_Prompt:_ Extract every line below that contains the word "code".

******************************

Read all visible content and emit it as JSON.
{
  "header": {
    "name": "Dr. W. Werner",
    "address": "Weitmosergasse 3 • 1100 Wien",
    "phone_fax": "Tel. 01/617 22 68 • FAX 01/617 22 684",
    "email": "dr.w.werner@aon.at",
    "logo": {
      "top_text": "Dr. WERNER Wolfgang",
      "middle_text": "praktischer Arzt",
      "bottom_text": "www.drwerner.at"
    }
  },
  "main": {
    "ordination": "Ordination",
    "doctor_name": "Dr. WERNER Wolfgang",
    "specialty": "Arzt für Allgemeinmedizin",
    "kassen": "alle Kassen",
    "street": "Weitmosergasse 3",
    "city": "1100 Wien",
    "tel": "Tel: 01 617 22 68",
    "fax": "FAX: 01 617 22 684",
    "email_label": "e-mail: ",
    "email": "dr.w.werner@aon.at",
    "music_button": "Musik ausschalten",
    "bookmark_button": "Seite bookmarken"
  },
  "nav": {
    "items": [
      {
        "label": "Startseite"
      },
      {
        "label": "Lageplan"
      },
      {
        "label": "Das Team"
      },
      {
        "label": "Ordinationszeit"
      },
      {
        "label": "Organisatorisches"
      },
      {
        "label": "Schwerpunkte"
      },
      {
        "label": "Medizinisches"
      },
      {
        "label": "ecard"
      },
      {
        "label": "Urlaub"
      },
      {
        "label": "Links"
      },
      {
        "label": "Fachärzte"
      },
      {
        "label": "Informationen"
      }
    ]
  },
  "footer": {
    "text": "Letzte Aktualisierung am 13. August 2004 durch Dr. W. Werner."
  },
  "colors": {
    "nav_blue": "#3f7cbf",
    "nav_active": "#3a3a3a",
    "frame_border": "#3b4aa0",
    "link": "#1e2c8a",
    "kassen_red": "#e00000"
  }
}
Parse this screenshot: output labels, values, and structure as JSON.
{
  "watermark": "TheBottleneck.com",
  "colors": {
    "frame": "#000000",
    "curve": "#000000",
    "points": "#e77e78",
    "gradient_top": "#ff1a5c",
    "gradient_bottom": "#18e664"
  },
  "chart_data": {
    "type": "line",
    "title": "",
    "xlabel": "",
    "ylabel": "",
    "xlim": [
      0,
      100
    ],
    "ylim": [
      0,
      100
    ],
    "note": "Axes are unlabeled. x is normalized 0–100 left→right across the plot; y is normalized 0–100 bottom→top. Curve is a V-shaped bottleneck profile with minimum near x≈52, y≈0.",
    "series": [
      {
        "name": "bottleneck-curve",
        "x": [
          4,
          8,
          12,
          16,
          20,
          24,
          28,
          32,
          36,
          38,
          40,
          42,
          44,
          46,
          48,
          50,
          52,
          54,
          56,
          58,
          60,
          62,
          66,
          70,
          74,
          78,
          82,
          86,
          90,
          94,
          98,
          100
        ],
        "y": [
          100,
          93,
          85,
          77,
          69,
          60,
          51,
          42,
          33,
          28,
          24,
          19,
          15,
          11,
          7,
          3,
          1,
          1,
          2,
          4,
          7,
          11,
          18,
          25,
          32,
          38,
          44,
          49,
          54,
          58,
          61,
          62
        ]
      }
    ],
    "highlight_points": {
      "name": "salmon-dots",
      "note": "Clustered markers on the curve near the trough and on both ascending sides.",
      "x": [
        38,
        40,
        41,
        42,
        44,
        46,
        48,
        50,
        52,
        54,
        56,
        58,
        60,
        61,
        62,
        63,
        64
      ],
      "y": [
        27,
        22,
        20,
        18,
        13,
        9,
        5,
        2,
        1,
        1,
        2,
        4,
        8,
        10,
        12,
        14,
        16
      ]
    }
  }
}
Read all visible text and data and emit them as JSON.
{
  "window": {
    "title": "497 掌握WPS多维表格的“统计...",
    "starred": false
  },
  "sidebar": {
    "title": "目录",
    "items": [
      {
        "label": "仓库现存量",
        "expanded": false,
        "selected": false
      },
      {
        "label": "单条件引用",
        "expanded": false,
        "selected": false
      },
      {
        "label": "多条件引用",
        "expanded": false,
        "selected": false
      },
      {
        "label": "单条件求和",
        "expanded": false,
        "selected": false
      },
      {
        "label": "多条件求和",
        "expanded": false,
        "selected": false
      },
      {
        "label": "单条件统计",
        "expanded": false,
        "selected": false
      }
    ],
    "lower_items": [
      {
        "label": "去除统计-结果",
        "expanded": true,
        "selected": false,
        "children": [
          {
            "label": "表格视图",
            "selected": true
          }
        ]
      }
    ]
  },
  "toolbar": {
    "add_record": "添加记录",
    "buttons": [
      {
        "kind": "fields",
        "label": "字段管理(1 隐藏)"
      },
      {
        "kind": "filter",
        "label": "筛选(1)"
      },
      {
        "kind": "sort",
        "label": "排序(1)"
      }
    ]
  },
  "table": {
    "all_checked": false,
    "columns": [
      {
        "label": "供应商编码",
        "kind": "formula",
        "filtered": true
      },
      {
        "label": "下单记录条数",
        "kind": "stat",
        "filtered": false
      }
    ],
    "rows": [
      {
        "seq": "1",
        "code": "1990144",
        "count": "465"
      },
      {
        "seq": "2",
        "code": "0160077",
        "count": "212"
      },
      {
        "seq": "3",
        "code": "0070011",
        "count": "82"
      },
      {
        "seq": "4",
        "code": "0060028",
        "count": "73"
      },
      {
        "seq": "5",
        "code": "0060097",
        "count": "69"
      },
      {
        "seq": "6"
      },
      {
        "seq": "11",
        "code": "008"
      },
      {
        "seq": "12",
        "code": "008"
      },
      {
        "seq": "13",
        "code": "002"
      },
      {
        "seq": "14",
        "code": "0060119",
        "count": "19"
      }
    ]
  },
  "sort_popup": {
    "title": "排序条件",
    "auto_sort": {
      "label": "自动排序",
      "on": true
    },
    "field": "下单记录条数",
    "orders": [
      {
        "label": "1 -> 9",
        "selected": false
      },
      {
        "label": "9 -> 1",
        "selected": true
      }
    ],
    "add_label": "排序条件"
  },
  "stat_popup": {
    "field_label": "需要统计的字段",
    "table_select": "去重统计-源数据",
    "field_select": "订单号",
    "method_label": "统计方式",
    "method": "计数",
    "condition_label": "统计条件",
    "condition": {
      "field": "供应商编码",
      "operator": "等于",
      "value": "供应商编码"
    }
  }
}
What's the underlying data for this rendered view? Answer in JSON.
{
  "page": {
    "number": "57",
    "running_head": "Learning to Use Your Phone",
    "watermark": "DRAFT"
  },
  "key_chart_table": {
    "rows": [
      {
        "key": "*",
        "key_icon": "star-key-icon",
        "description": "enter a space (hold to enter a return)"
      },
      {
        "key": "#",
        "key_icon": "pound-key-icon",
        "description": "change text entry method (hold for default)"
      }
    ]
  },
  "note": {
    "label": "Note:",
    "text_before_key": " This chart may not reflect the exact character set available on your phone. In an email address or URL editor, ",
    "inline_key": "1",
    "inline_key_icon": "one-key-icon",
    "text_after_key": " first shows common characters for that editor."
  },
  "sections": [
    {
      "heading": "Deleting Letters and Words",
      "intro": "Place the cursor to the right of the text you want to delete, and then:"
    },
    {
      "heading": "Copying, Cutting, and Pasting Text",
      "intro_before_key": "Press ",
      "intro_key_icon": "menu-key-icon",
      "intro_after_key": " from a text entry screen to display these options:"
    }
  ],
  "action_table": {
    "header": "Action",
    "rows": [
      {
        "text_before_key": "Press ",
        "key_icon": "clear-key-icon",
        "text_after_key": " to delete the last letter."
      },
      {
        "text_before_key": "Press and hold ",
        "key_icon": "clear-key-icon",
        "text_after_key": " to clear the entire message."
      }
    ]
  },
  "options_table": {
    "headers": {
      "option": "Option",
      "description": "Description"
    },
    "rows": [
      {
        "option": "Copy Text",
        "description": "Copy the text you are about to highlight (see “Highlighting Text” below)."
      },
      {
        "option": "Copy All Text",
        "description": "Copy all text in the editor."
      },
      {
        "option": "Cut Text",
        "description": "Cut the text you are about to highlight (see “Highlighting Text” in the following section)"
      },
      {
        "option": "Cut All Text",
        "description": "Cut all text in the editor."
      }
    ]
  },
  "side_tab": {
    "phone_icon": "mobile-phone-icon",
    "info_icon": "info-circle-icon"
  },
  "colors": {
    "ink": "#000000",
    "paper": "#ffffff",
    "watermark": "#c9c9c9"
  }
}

******************************

_Solution to this problem:_
        "code": "1990144",
        "code": "0160077",
        "code": "0070011",
        "code": "0060028",
        "code": "0060097",
        "code": "008"
        "code": "008"
        "code": "002"
        "code": "0060119",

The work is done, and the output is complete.